• Task requirements:
Using the data below, copy each line that includes the word "typu".

• Records to process:
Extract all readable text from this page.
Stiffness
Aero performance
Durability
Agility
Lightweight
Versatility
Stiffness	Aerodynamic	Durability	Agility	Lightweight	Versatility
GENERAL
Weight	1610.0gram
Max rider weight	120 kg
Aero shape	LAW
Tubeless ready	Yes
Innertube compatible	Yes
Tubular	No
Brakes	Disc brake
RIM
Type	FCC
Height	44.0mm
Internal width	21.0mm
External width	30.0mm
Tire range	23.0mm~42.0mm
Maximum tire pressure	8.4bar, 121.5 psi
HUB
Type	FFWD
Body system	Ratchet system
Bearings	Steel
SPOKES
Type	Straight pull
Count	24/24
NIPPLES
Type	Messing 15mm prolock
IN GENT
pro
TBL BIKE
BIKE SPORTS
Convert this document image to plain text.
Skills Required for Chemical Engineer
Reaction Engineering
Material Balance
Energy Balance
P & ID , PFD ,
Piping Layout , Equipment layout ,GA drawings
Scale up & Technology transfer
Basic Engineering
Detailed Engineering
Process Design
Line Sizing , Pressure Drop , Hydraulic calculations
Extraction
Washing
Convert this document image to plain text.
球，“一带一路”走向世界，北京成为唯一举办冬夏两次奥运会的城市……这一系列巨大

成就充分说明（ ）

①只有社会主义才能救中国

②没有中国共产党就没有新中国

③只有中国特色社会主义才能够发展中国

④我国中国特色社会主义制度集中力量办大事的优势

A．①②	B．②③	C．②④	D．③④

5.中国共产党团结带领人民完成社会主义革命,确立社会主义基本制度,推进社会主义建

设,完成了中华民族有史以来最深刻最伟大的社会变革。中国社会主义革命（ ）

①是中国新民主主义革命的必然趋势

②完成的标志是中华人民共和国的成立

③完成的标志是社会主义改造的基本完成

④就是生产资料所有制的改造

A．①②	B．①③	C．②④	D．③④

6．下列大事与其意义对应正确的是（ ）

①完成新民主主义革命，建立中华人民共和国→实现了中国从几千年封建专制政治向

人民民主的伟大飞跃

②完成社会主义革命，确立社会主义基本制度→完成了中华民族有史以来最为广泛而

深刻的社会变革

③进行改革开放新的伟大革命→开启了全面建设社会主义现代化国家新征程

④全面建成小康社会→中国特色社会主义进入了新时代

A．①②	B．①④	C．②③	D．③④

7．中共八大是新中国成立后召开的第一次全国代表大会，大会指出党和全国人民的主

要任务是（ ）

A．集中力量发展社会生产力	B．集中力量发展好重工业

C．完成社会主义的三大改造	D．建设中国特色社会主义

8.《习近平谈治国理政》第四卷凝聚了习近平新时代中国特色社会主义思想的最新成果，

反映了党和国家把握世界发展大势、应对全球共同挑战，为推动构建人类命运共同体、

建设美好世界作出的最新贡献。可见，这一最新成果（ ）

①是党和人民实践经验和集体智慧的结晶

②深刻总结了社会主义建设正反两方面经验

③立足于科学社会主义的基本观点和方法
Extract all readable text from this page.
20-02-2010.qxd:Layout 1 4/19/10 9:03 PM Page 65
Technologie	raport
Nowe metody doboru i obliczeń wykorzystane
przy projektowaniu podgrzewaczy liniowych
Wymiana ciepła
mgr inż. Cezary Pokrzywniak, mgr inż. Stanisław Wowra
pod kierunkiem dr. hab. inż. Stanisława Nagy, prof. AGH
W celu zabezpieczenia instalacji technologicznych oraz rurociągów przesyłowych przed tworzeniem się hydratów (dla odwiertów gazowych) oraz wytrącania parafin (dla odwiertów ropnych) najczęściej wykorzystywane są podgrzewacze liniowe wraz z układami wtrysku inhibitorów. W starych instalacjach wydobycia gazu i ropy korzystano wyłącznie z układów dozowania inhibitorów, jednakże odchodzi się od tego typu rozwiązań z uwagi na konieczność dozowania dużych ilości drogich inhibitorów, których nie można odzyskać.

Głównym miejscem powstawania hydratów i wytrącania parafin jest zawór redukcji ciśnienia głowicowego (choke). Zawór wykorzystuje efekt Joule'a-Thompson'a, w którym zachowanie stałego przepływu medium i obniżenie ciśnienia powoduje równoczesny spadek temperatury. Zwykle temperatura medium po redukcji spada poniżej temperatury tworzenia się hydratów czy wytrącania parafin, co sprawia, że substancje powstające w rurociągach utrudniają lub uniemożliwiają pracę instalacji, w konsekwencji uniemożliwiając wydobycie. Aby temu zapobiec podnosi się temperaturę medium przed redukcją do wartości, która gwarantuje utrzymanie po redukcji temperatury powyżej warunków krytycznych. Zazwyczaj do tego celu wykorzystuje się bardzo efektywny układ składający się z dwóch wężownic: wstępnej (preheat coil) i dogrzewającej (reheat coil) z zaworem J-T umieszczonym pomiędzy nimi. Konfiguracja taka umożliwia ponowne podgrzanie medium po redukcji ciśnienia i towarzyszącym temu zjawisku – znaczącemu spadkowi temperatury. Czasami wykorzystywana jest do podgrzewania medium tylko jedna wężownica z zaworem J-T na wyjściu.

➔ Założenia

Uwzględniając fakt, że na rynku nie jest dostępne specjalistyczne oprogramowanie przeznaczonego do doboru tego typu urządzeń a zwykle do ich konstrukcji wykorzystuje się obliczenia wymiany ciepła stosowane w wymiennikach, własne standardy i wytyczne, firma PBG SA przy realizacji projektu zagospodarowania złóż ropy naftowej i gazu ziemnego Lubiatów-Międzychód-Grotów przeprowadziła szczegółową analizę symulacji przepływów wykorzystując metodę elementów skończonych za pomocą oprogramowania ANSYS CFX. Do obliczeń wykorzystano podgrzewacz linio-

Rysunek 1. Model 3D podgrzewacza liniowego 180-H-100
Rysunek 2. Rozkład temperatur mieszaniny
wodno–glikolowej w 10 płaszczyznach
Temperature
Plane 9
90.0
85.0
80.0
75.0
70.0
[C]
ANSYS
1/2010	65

• Completed task:
W celu zabezpieczenia instalacji technologicznych oraz rurociągów przesyłowych przed tworzeniem się hydratów (dla odwiertów gazowych) oraz wytrącania parafin (dla odwiertów ropnych) najczęściej wykorzystywane są podgrzewacze liniowe wraz z układami wtrysku inhibitorów. W starych instalacjach wydobycia gazu i ropy korzystano wyłącznie z układów dozowania inhibitorów, jednakże odchodzi się od tego typu rozwiązań z uwagi na konieczność dozowania dużych ilości drogich inhibitorów, których nie można odzyskać.
Uwzględniając fakt, że na rynku nie jest dostępne specjalistyczne oprogramowanie przeznaczonego do doboru tego typu urządzeń a zwykle do ich konstrukcji wykorzystuje się obliczenia wymiany ciepła stosowane w wymiennikach, własne standardy i wytyczne, firma PBG SA przy realizacji projektu zagospodarowania złóż ropy naftowej i gazu ziemnego Lubiatów-Międzychód-Grotów przeprowadziła szczegółową analizę symulacji przepływów wykorzystując metodę elementów skończonych za pomocą oprogramowania ANSYS CFX. Do obliczeń wykorzystano podgrzewacz linio-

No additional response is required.